Figure collection entries
○ ○ ○ ○ ○
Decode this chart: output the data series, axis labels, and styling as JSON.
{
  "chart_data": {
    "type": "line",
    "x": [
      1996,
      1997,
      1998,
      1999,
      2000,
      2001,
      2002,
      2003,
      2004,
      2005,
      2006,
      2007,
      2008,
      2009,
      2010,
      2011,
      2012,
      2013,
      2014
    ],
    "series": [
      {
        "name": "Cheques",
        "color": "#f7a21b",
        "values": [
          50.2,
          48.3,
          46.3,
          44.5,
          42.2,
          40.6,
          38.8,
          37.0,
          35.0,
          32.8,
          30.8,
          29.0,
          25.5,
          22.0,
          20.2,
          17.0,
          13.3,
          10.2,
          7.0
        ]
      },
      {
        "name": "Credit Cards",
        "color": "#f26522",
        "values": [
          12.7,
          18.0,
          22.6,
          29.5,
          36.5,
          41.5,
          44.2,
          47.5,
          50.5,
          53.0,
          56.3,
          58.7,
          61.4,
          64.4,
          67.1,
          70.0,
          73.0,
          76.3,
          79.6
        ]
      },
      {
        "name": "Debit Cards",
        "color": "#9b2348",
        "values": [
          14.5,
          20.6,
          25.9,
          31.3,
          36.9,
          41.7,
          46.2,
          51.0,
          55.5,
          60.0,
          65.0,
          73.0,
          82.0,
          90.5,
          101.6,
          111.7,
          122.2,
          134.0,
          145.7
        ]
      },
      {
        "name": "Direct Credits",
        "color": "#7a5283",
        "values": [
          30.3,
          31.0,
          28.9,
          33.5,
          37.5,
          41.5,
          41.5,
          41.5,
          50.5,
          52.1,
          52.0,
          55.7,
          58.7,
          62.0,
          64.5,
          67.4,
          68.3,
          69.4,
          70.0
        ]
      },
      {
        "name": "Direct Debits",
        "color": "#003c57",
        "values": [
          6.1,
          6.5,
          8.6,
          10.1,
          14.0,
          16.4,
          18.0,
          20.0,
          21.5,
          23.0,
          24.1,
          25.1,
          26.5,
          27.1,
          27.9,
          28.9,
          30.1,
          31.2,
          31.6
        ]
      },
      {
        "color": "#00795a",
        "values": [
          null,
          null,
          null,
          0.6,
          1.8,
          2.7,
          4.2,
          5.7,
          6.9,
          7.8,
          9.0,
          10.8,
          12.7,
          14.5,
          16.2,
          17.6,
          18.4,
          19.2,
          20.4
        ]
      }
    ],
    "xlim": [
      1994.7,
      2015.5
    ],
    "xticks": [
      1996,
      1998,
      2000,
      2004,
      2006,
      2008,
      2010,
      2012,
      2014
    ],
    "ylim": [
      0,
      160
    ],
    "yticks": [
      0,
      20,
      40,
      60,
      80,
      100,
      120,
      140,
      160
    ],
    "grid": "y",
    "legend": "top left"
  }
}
○ ○ ○ ○ ○
[Description of the task]: From the listing above, extract every line exactly as it stands.

[Full answer]:
Decode this chart: output the data series, axis labels, and styling as JSON.
{
  "chart_data": {
    "type": "line",
    "x": [
      1996,
      1997,
      1998,
      1999,
      2000,
      2001,
      2002,
      2003,
      2004,
      2005,
      2006,
      2007,
      2008,
      2009,
      2010,
      2011,
      2012,
      2013,
      2014
    ],
    "series": [
      {
        "name": "Cheques",
        "color": "#f7a21b",
        "values": [
          50.2,
          48.3,
          46.3,
          44.5,
          42.2,
          40.6,
          38.8,
          37.0,
          35.0,
          32.8,
          30.8,
          29.0,
          25.5,
          22.0,
          20.2,
          17.0,
          13.3,
          10.2,
          7.0
        ]
      },
      {
        "name": "Credit Cards",
        "color": "#f26522",
        "values": [
          12.7,
          18.0,
          22.6,
          29.5,
          36.5,
          41.5,
          44.2,
          47.5,
          50.5,
          53.0,
          56.3,
          58.7,
          61.4,
          64.4,
          67.1,
          70.0,
          73.0,
          76.3,
          79.6
        ]
      },
      {
        "name": "Debit Cards",
        "color": "#9b2348",
        "values": [
          14.5,
          20.6,
          25.9,
          31.3,
          36.9,
          41.7,
          46.2,
          51.0,
          55.5,
          60.0,
          65.0,
          73.0,
          82.0,
          90.5,
          101.6,
          111.7,
          122.2,
          134.0,
          145.7
        ]
      },
      {
        "name": "Direct Credits",
        "color": "#7a5283",
        "values": [
          30.3,
          31.0,
          28.9,
          33.5,
          37.5,
          41.5,
          41.5,
          41.5,
          50.5,
          52.1,
          52.0,
          55.7,
          58.7,
          62.0,
          64.5,
          67.4,
          68.3,
          69.4,
          70.0
        ]
      },
      {
        "name": "Direct Debits",
        "color": "#003c57",
        "values": [
          6.1,
          6.5,
          8.6,
          10.1,
          14.0,
          16.4,
          18.0,
          20.0,
          21.5,
          23.0,
          24.1,
          25.1,
          26.5,
          27.1,
          27.9,
          28.9,
          30.1,
          31.2,
          31.6
        ]
      },
      {
        "color": "#00795a",
        "values": [
          null,
          null,
          null,
          0.6,
          1.8,
          2.7,
          4.2,
          5.7,
          6.9,
          7.8,
          9.0,
          10.8,
          12.7,
          14.5,
          16.2,
          17.6,
          18.4,
          19.2,
          20.4
        ]
      }
    ],
    "xlim": [
      1994.7,
      2015.5
    ],
    "xticks": [
      1996,
      1998,
      2000,
      2004,
      2006,
      2008,
      2010,
      2012,
      2014
    ],
    "ylim": [
      0,
      160
    ],
    "yticks": [
      0,
      20,
      40,
      60,
      80,
      100,
      120,
      140,
      160
    ],
    "grid": "y",
    "legend": "top left"
  }
}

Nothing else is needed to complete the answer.